┌─ Information shown

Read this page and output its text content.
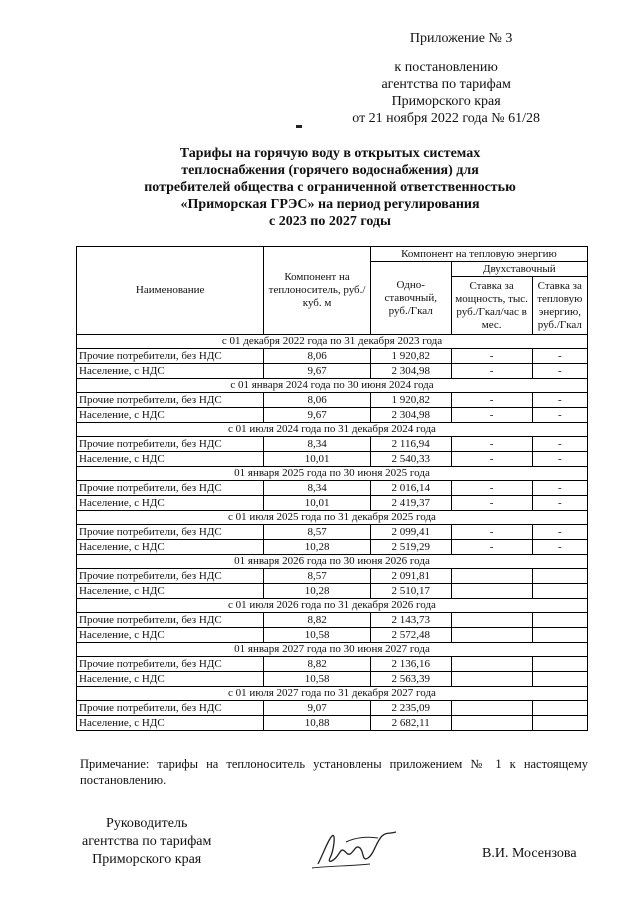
Приложение № 3
к постановлению
агентства по тарифам
Приморского края
от 21 ноября 2022 года № 61/28
Тарифы на горячую воду в открытых системах
теплоснабжения (горячего водоснабжения) для
потребителей общества с ограниченной ответственностью
«Приморская ГРЭС» на период регулирования
с 2023 по 2027 годы
Наименование	Компонент на теплоноситель, руб./куб. м	Компонент на тепловую энергию		
		Одно-ставочный, руб./Гкал	Двухставочный	
			Ставка за мощность, тыс. руб./Гкал/час в мес.	Ставка за тепловую энергию, руб./Гкал
с 01 декабря 2022 года по 31 декабря 2023 года				
Прочие потребители, без НДС	8,06	1 920,82	-	-
Население, с НДС	9,67	2 304,98	-	-
с 01 января 2024 года по 30 июня 2024 года				
Прочие потребители, без НДС	8,06	1 920,82	-	-
Население, с НДС	9,67	2 304,98	-	-
с 01 июля 2024 года по 31 декабря 2024 года				
Прочие потребители, без НДС	8,34	2 116,94	-	-
Население, с НДС	10,01	2 540,33	-	-
01 января 2025 года по 30 июня 2025 года				
Прочие потребители, без НДС	8,34	2 016,14	-	-
Население, с НДС	10,01	2 419,37	-	-
с 01 июля 2025 года по 31 декабря 2025 года				
Прочие потребители, без НДС	8,57	2 099,41	-	-
Население, с НДС	10,28	2 519,29	-	-
01 января 2026 года по 30 июня 2026 года				
Прочие потребители, без НДС	8,57	2 091,81		
Население, с НДС	10,28	2 510,17		
с 01 июля 2026 года по 31 декабря 2026 года				
Прочие потребители, без НДС	8,82	2 143,73		
Население, с НДС	10,58	2 572,48		
01 января 2027 года по 30 июня 2027 года				
Прочие потребители, без НДС	8,82	2 136,16		
Население, с НДС	10,58	2 563,39		
с 01 июля 2027 года по 31 декабря 2027 года				
Прочие потребители, без НДС	9,07	2 235,09		
Население, с НДС	10,88	2 682,11		
Примечание: тарифы на теплоноситель установлены приложением № 1 к настоящему постановлению.
Руководитель
агентства по тарифам
Приморского края	В.И. Мосензова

└─

Write down every line of the data above that includes the string "теплоноситель".

→ **In response**:
Наименование	Компонент на теплоноситель, руб./куб. м	Компонент на тепловую энергию		
Примечание: тарифы на теплоноситель установлены приложением № 1 к настоящему постановлению.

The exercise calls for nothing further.